**Record list:**
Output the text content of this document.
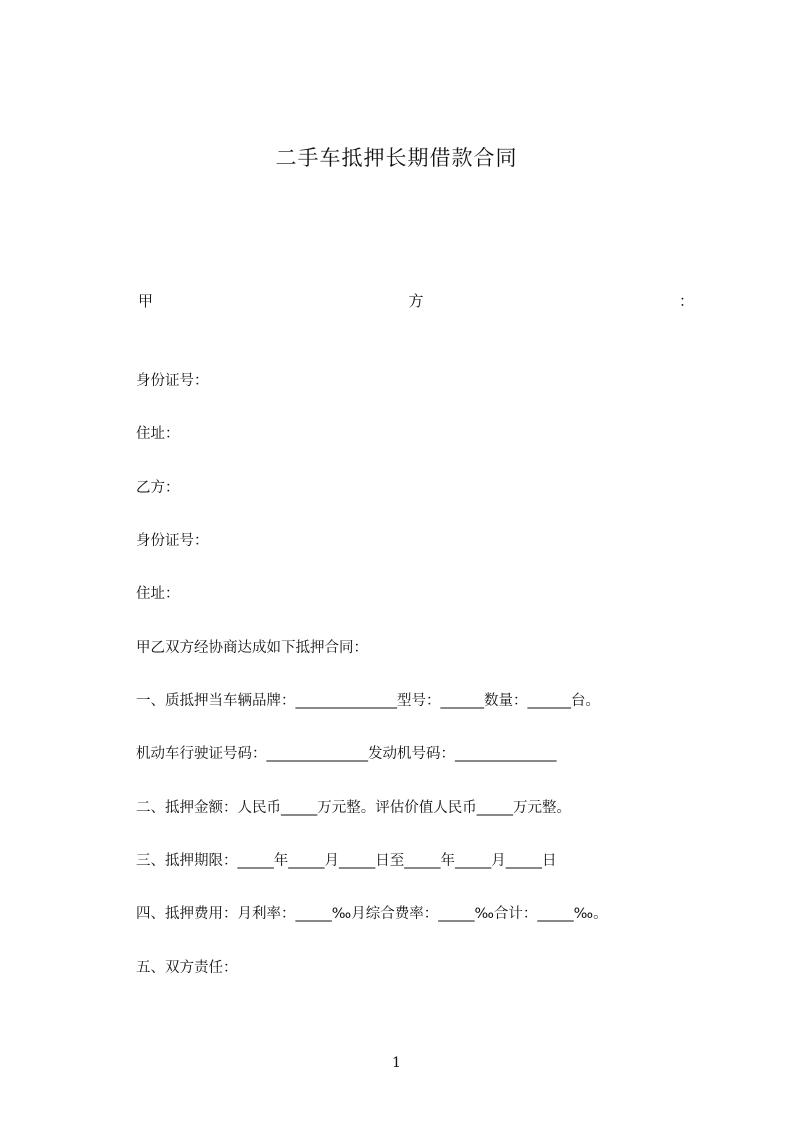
二手车抵押长期借款合同
甲	方	：
身份证号：
住址：
乙方：
身份证号：
住址：
甲乙双方经协商达成如下抵押合同：
一、质抵押当车辆品牌：______________型号：______数量：______台。
机动车行驶证号码：______________发动机号码：______________
二、抵押金额：人民币_____万元整。评估价值人民币_____万元整。
三、抵押期限：_____年_____月_____日至_____年_____月_____日
四、抵押费用：月利率：_____‰月综合费率：_____‰合计：_____‰。
五、双方责任：
1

**What the task requires:** What is needed is an exact reproduction of the data, pictures excluded.

**Final result:**
Output the text content of this document.
二手车抵押长期借款合同
甲	方	：
身份证号：
住址：
乙方：
身份证号：
住址：
甲乙双方经协商达成如下抵押合同：
一、质抵押当车辆品牌：______________型号：______数量：______台。
机动车行驶证号码：______________发动机号码：______________
二、抵押金额：人民币_____万元整。评估价值人民币_____万元整。
三、抵押期限：_____年_____月_____日至_____年_____月_____日
四、抵押费用：月利率：_____‰月综合费率：_____‰合计：_____‰。
五、双方责任：
1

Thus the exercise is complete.